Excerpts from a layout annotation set
+-------+
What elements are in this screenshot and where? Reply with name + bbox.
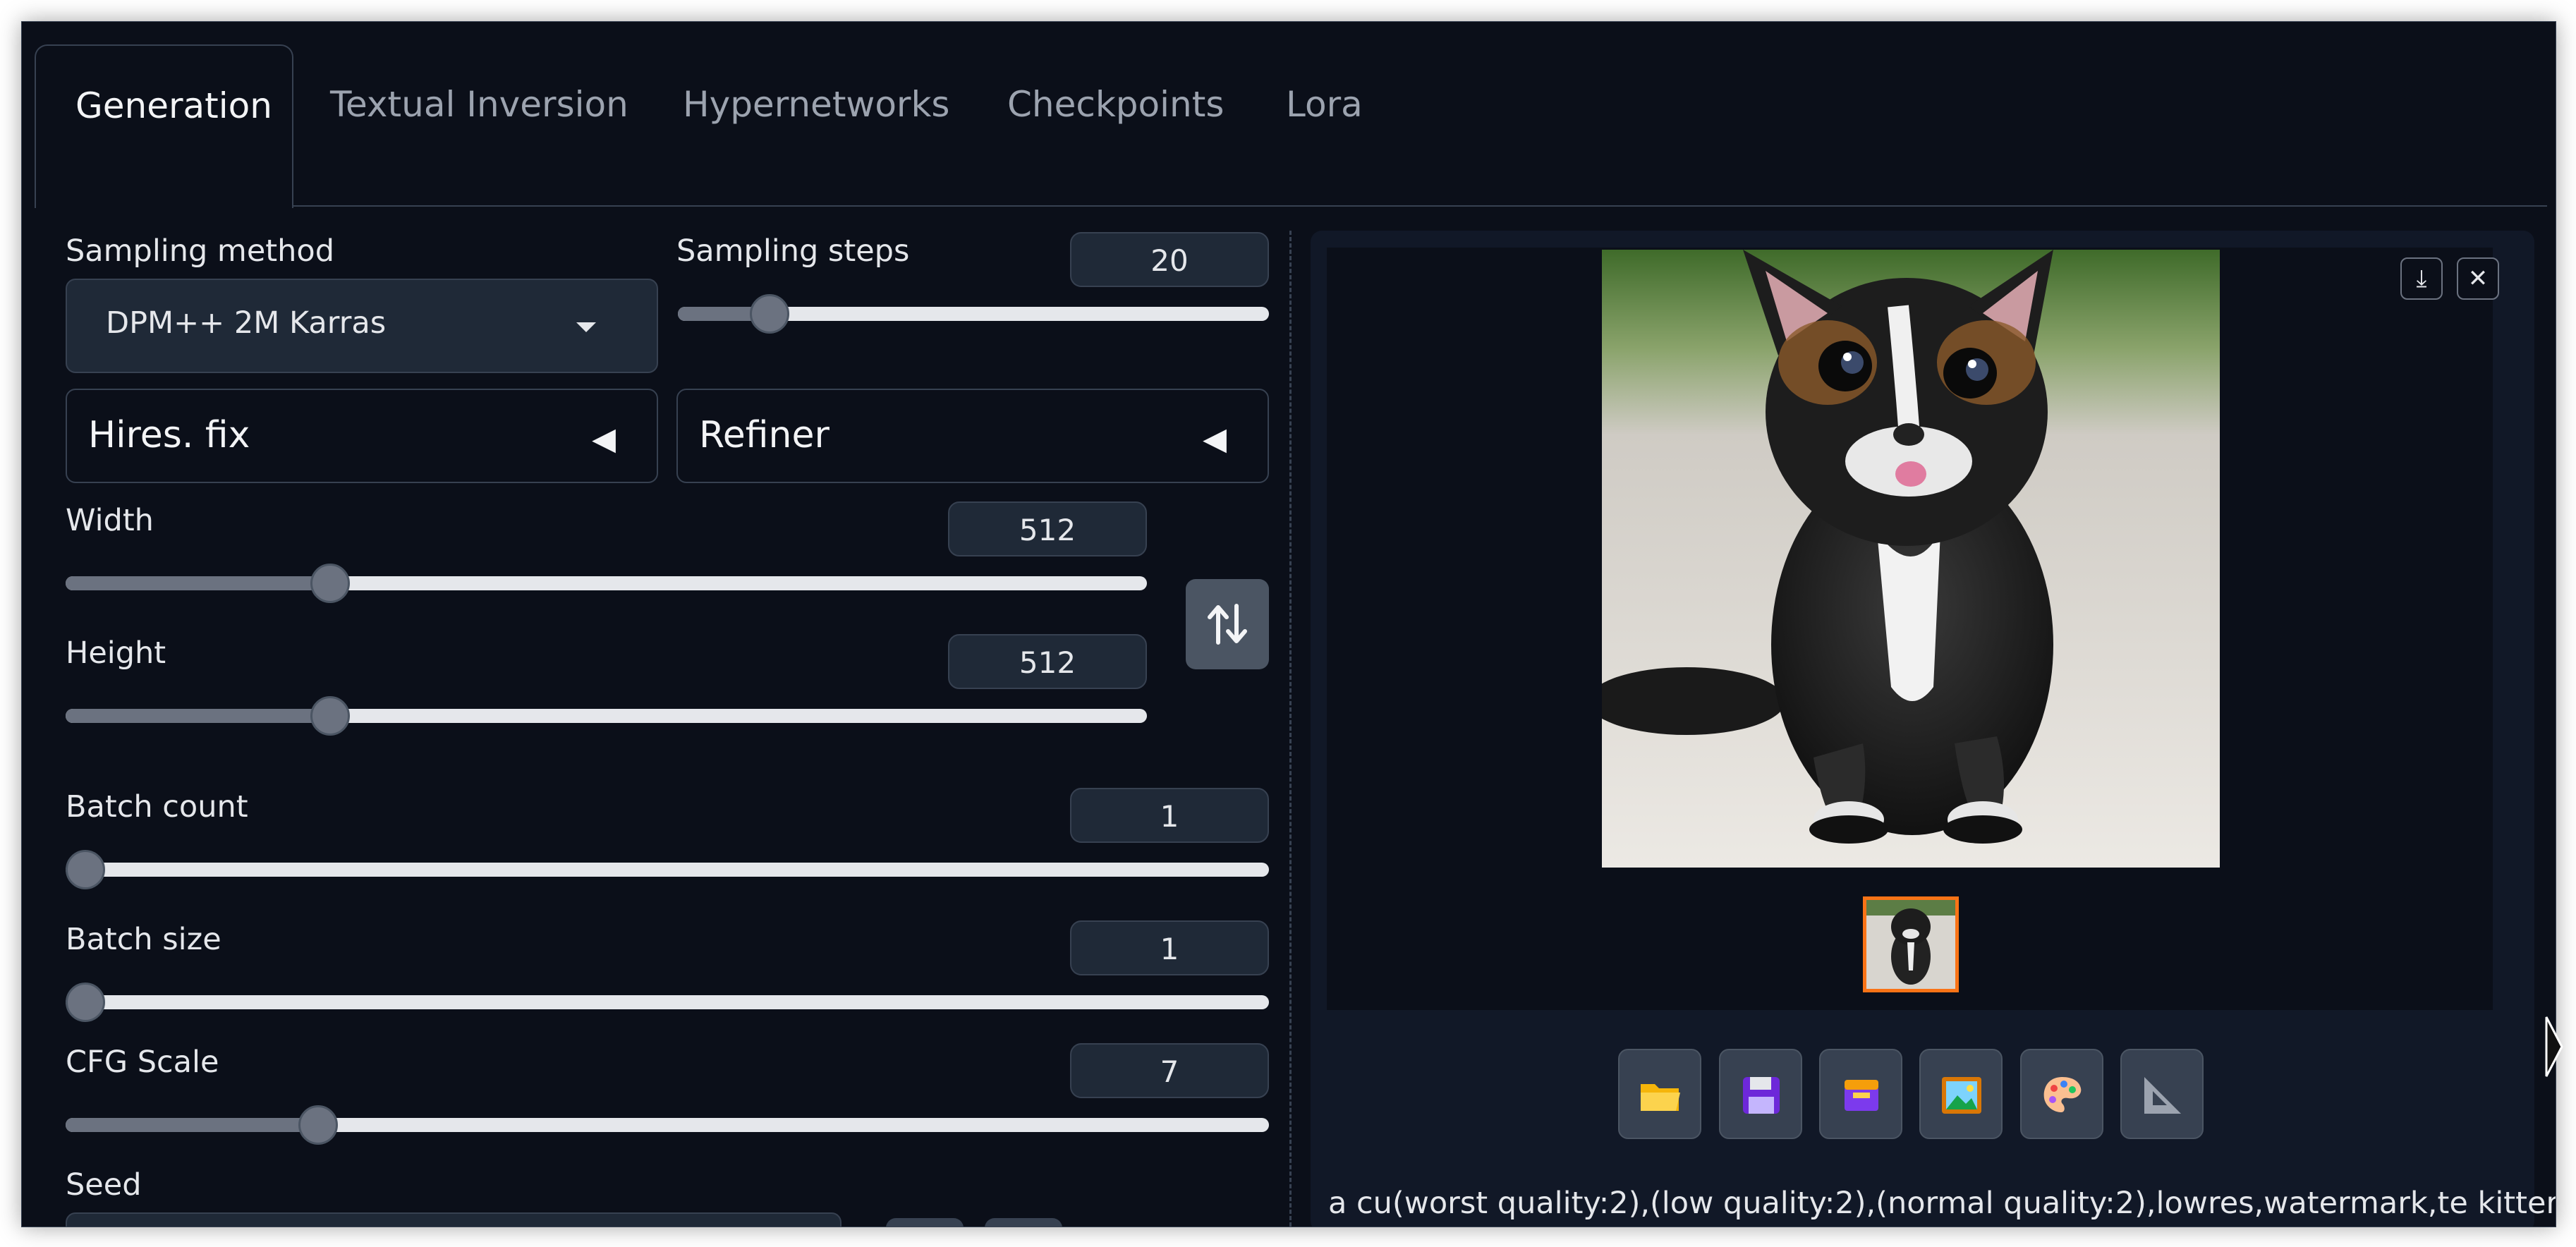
sampling-steps-label: Sampling steps <box>676 233 910 269</box>
generation-info-text: a cu(worst quality:2),(low quality:2),(n… <box>1328 1186 2556 1221</box>
slider-fill <box>66 709 331 723</box>
sampling-method-dropdown[interactable]: DPM++ 2M Karras <box>66 279 658 373</box>
swap-dimensions-button[interactable] <box>1186 579 1269 669</box>
seed-label: Seed <box>66 1167 142 1203</box>
batch-size-input[interactable]: 1 <box>1070 920 1269 975</box>
batch-size-label: Batch size <box>66 922 221 957</box>
column-divider <box>1289 231 1292 1227</box>
kitten-thumbnail-image <box>1866 900 1955 989</box>
send-to-inpaint-button[interactable] <box>2020 1049 2103 1139</box>
cfg-scale-input[interactable]: 7 <box>1070 1043 1269 1098</box>
sampling-steps-input[interactable]: 20 <box>1070 232 1269 287</box>
batch-count-input[interactable]: 1 <box>1070 788 1269 843</box>
open-folder-button[interactable] <box>1618 1049 1701 1139</box>
slider-fill <box>66 576 331 590</box>
tab-checkpoints[interactable]: Checkpoints <box>1007 82 1224 127</box>
tab-textual-inversion[interactable]: Textual Inversion <box>330 82 628 127</box>
width-input[interactable]: 512 <box>948 501 1147 556</box>
slider-fill <box>66 1118 318 1132</box>
batch-count-slider[interactable] <box>66 850 1269 889</box>
mouse-cursor-icon <box>2545 1016 2563 1077</box>
slider-thumb[interactable] <box>298 1105 338 1145</box>
tab-generation[interactable]: Generation <box>35 44 293 208</box>
generated-image-kitten[interactable] <box>1602 250 2220 868</box>
random-seed-button[interactable] <box>886 1218 964 1227</box>
zip-button[interactable] <box>1819 1049 1902 1139</box>
swap-arrows-icon <box>1208 604 1247 645</box>
save-button[interactable] <box>1719 1049 1802 1139</box>
tab-lora[interactable]: Lora <box>1286 82 1363 127</box>
cfg-scale-label: CFG Scale <box>66 1045 219 1080</box>
batch-size-slider[interactable] <box>66 983 1269 1022</box>
slider-thumb[interactable] <box>66 850 105 889</box>
batch-count-label: Batch count <box>66 789 248 825</box>
width-label: Width <box>66 503 154 538</box>
slider-thumb[interactable] <box>749 294 789 334</box>
slider-thumb[interactable] <box>310 564 351 603</box>
folder-icon <box>1641 1084 1680 1111</box>
tab-underline <box>292 205 2547 207</box>
gallery-thumbnail[interactable] <box>1863 896 1959 992</box>
send-to-extras-icon <box>2144 1077 2181 1114</box>
sampling-method-label: Sampling method <box>66 233 334 269</box>
chevron-down-icon <box>576 322 596 332</box>
refiner-accordion[interactable]: Refiner ◀ <box>676 389 1269 483</box>
kitten-image <box>1602 250 2220 868</box>
zip-icon <box>1845 1080 1878 1111</box>
height-input[interactable]: 512 <box>948 634 1147 689</box>
slider-thumb[interactable] <box>310 696 351 736</box>
close-gallery-button[interactable]: ✕ <box>2457 257 2499 300</box>
width-slider[interactable] <box>66 564 1147 603</box>
sampling-steps-slider[interactable] <box>678 294 1269 334</box>
seed-input[interactable] <box>66 1212 842 1227</box>
collapse-arrow-icon: ◀ <box>1203 421 1227 457</box>
send-to-img2img-button[interactable] <box>1919 1049 2003 1139</box>
send-to-img2img-icon <box>1942 1077 1981 1114</box>
height-slider[interactable] <box>66 696 1147 736</box>
send-to-inpaint-icon <box>2043 1077 2082 1112</box>
cfg-scale-slider[interactable] <box>66 1105 1269 1145</box>
refiner-label: Refiner <box>699 414 830 456</box>
tab-hypernetworks[interactable]: Hypernetworks <box>683 82 949 127</box>
height-label: Height <box>66 635 166 671</box>
hires-fix-label: Hires. fix <box>88 414 250 456</box>
hires-fix-accordion[interactable]: Hires. fix ◀ <box>66 389 658 483</box>
send-to-extras-button[interactable] <box>2120 1049 2204 1139</box>
download-button[interactable]: ⤓ <box>2400 257 2443 300</box>
collapse-arrow-icon: ◀ <box>592 421 616 457</box>
app-window: Generation Textual Inversion Hypernetwor… <box>21 21 2556 1227</box>
sampling-method-value: DPM++ 2M Karras <box>106 305 387 341</box>
reuse-seed-button[interactable] <box>985 1218 1062 1227</box>
tab-generation-label: Generation <box>75 85 272 126</box>
save-icon <box>1743 1077 1780 1114</box>
tab-bar: Generation Textual Inversion Hypernetwor… <box>22 22 2556 208</box>
slider-thumb[interactable] <box>66 983 105 1022</box>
+-------+
Can you render all of the data above as a Markdown table with a Row column holding each row's number and a Line column holding the line itself? Skip blank lines, and leave the pictures out of the answer.

SOLUTION TO THIS EXERCISE:
| Row | Line |
|---|---|
| 1 | What elements are in this screenshot and where? Reply with name + bbox. |
| 2 | sampling-steps-label: Sampling steps <box>676 233 910 269</box> |
| 3 | generation-info-text: a cu(worst quality:2),(low quality:2),(n… <box>1328 1186 2556 1221</box> |
| 4 | slider-fill <box>66 709 331 723</box> |
| 5 | sampling-method-dropdown[interactable]: DPM++ 2M Karras <box>66 279 658 373</box> |
| 6 | swap-dimensions-button[interactable] <box>1186 579 1269 669</box> |
| 7 | seed-label: Seed <box>66 1167 142 1203</box> |
| 8 | batch-size-input[interactable]: 1 <box>1070 920 1269 975</box> |
| 9 | batch-size-label: Batch size <box>66 922 221 957</box> |
| 10 | column-divider <box>1289 231 1292 1227</box> |
| 11 | kitten-thumbnail-image <box>1866 900 1955 989</box> |
| 12 | send-to-inpaint-button[interactable] <box>2020 1049 2103 1139</box> |
| 13 | cfg-scale-input[interactable]: 7 <box>1070 1043 1269 1098</box> |
| 14 | sampling-steps-input[interactable]: 20 <box>1070 232 1269 287</box> |
| 15 | batch-count-input[interactable]: 1 <box>1070 788 1269 843</box> |
| 16 | open-folder-button[interactable] <box>1618 1049 1701 1139</box> |
| 17 | slider-fill <box>66 576 331 590</box> |
| 18 | tab-checkpoints[interactable]: Checkpoints <box>1007 82 1224 127</box> |
| 19 | tab-textual-inversion[interactable]: Textual Inversion <box>330 82 628 127</box> |
| 20 | width-input[interactable]: 512 <box>948 501 1147 556</box> |
| 21 | slider-fill <box>66 1118 318 1132</box> |
| 22 | batch-count-slider[interactable] <box>66 850 1269 889</box> |
| 23 | mouse-cursor-icon <box>2545 1016 2563 1077</box> |
| 24 | slider-thumb[interactable] <box>298 1105 338 1145</box> |
| 25 | tab-generation[interactable]: Generation <box>35 44 293 208</box> |
| 26 | generated-image-kitten[interactable] <box>1602 250 2220 868</box> |
| 27 | random-seed-button[interactable] <box>886 1218 964 1227</box> |
| 28 | zip-button[interactable] <box>1819 1049 1902 1139</box> |
| 29 | swap-arrows-icon <box>1208 604 1247 645</box> |
| 30 | save-button[interactable] <box>1719 1049 1802 1139</box> |
| 31 | tab-lora[interactable]: Lora <box>1286 82 1363 127</box> |
| 32 | cfg-scale-label: CFG Scale <box>66 1045 219 1080</box> |
| 33 | batch-size-slider[interactable] <box>66 983 1269 1022</box> |
| 34 | slider-thumb[interactable] <box>66 850 105 889</box> |
| 35 | batch-count-label: Batch count <box>66 789 248 825</box> |
| 36 | width-label: Width <box>66 503 154 538</box> |
| 37 | slider-thumb[interactable] <box>749 294 789 334</box> |
| 38 | slider-thumb[interactable] <box>310 564 351 603</box> |
| 39 | folder-icon <box>1641 1084 1680 1111</box> |
| 40 | tab-underline <box>292 205 2547 207</box> |
| 41 | gallery-thumbnail[interactable] <box>1863 896 1959 992</box> |
| 42 | send-to-extras-icon <box>2144 1077 2181 1114</box> |
| 43 | sampling-method-label: Sampling method <box>66 233 334 269</box> |
| 44 | chevron-down-icon <box>576 322 596 332</box> |
| 45 | refiner-accordion[interactable]: Refiner ◀ <box>676 389 1269 483</box> |
| 46 | kitten-image <box>1602 250 2220 868</box> |
| 47 | zip-icon <box>1845 1080 1878 1111</box> |
| 48 | height-input[interactable]: 512 <box>948 634 1147 689</box> |
| 49 | slider-thumb[interactable] <box>310 696 351 736</box> |
| 50 | close-gallery-button[interactable]: ✕ <box>2457 257 2499 300</box> |
| 51 | width-slider[interactable] <box>66 564 1147 603</box> |
| 52 | sampling-steps-slider[interactable] <box>678 294 1269 334</box> |
| 53 | seed-input[interactable] <box>66 1212 842 1227</box> |
| 54 | collapse-arrow-icon: ◀ <box>1203 421 1227 457</box> |
| 55 | send-to-img2img-button[interactable] <box>1919 1049 2003 1139</box> |
| 56 | send-to-img2img-icon <box>1942 1077 1981 1114</box> |
| 57 | height-slider[interactable] <box>66 696 1147 736</box> |
| 58 | send-to-inpaint-icon <box>2043 1077 2082 1112</box> |
| 59 | cfg-scale-slider[interactable] <box>66 1105 1269 1145</box> |
| 60 | refiner-label: Refiner <box>699 414 830 456</box> |
| 61 | tab-hypernetworks[interactable]: Hypernetworks <box>683 82 949 127</box> |
| 62 | height-label: Height <box>66 635 166 671</box> |
| 63 | hires-fix-label: Hires. fix <box>88 414 250 456</box> |
| 64 | hires-fix-accordion[interactable]: Hires. fix ◀ <box>66 389 658 483</box> |
| 65 | send-to-extras-button[interactable] <box>2120 1049 2204 1139</box> |
| 66 | download-button[interactable]: ⤓ <box>2400 257 2443 300</box> |
| 67 | collapse-arrow-icon: ◀ <box>592 421 616 457</box> |
| 68 | app-window: Generation Textual Inversion Hypernetwor… <box>21 21 2556 1227</box> |
| 69 | sampling-method-value: DPM++ 2M Karras <box>106 305 387 341</box> |
| 70 | reuse-seed-button[interactable] <box>985 1218 1062 1227</box> |
| 71 | tab-generation-label: Generation <box>75 85 272 126</box> |
| 72 | save-icon <box>1743 1077 1780 1114</box> |
| 73 | tab-bar: Generation Textual Inversion Hypernetwor… <box>22 22 2556 208</box> |
| 74 | slider-thumb[interactable] <box>66 983 105 1022</box> |